THE TASK:
Of all the lines in the material below, how many include the string "ИТОГО"? Give the number only.

BEGIN DATA FOR THIS TASK

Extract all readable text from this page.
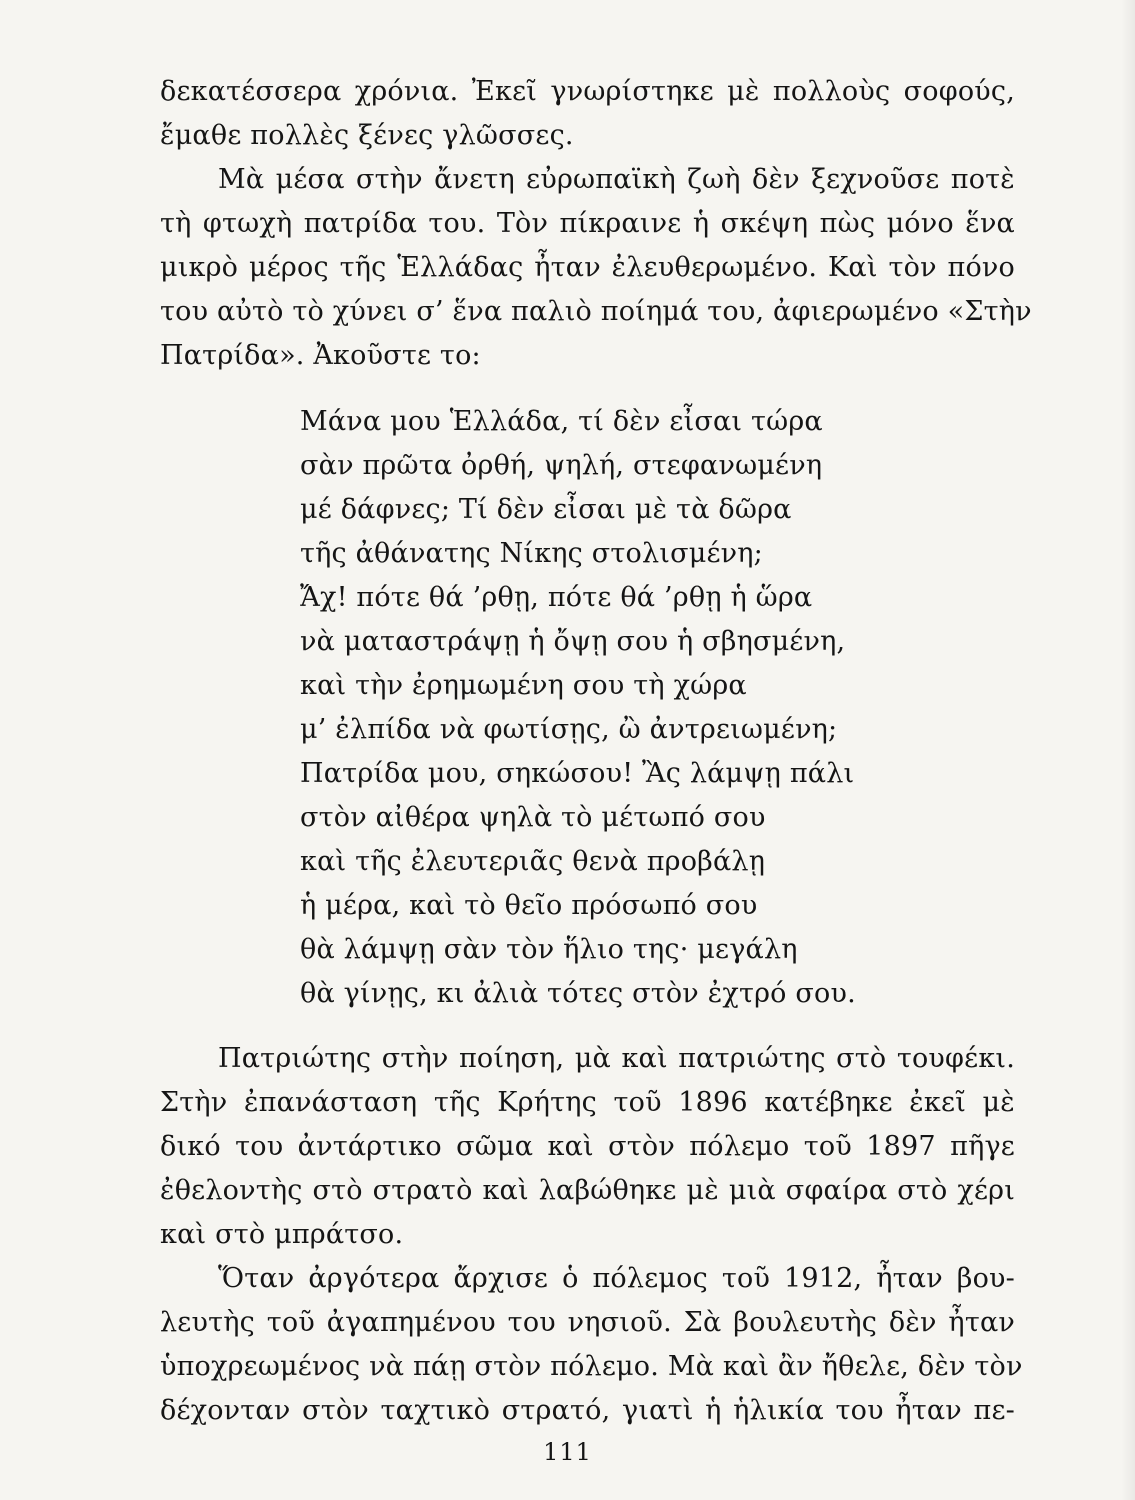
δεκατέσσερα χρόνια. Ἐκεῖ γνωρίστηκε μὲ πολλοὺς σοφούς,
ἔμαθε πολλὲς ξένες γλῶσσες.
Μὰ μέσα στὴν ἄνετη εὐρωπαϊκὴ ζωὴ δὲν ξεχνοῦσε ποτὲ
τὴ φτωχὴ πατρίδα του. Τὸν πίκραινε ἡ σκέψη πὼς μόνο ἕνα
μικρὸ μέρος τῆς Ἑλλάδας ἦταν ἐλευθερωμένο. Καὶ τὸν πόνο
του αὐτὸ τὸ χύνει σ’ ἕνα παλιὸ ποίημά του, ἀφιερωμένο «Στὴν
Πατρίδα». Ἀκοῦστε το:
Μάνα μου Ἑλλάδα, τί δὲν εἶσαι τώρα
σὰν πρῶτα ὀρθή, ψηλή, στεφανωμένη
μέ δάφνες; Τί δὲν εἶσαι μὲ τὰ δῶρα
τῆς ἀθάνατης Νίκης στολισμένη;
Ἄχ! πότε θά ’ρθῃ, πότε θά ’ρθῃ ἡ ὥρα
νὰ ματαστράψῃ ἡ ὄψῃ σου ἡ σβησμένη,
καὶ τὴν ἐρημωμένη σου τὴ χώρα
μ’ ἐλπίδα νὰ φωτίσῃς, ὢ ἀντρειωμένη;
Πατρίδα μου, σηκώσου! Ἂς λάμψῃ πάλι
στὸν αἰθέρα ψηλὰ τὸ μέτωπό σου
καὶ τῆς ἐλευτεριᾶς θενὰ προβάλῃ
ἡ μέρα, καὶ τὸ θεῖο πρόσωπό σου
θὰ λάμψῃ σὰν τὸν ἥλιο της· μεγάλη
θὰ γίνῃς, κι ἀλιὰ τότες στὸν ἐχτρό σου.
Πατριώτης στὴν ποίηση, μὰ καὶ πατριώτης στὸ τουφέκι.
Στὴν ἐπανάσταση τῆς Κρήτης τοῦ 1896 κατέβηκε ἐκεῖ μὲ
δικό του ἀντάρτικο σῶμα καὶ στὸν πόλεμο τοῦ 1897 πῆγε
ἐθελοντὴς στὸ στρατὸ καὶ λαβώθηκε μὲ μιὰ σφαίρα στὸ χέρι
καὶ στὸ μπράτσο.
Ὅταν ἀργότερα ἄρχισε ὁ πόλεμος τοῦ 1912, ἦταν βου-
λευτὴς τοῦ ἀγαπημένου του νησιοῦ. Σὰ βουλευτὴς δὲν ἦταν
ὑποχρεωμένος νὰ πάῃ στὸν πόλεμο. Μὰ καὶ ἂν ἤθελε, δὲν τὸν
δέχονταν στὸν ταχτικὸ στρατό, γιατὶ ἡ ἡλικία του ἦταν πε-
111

END DATA FOR THIS TASK
BEGIN DATA FOR THIS TASK

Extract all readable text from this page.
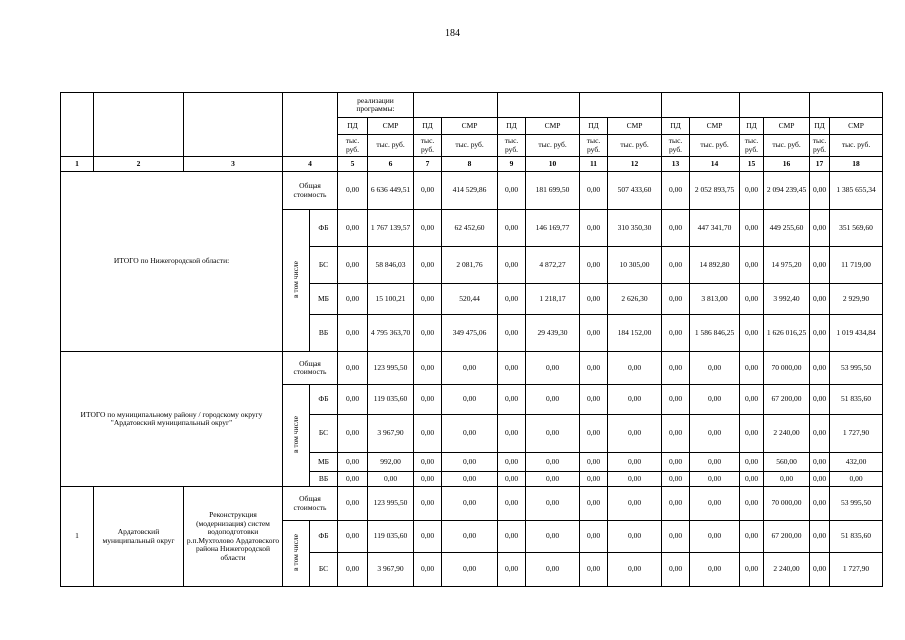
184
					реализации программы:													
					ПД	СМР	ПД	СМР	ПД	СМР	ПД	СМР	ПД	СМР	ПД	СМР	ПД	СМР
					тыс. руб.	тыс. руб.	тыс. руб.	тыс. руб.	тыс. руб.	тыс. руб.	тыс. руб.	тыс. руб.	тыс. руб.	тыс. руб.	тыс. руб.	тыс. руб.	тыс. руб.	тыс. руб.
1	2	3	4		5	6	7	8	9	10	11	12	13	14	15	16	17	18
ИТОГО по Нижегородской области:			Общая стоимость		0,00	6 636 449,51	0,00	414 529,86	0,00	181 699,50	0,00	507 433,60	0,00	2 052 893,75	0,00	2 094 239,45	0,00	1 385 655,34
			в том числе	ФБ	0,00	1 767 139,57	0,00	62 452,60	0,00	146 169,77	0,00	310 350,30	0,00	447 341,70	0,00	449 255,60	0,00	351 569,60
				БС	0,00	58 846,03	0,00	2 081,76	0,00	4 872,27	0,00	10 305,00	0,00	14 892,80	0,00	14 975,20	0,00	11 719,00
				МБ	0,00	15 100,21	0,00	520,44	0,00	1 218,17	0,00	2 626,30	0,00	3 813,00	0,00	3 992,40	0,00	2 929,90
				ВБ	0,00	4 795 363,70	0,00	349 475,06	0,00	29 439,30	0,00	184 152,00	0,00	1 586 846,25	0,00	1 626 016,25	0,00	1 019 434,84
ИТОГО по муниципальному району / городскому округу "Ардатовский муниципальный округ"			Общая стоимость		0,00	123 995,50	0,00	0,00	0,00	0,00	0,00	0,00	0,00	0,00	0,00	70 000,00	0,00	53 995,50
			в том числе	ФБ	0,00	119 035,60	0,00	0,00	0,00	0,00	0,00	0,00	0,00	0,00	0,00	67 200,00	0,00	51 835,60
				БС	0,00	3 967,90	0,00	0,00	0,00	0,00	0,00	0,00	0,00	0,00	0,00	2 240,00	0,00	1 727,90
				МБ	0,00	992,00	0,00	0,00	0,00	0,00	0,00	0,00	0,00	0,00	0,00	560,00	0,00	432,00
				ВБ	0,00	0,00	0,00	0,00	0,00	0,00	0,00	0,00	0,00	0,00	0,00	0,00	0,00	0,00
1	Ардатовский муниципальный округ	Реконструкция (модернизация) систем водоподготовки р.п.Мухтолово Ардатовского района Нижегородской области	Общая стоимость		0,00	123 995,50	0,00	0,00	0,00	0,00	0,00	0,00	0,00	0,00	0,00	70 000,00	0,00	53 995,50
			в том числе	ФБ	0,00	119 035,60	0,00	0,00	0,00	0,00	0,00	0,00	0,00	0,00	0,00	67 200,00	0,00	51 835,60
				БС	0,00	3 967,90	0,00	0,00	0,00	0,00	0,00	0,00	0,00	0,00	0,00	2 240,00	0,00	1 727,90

END DATA FOR THIS TASK

OUTPUT FOR THIS EXERCISE:
2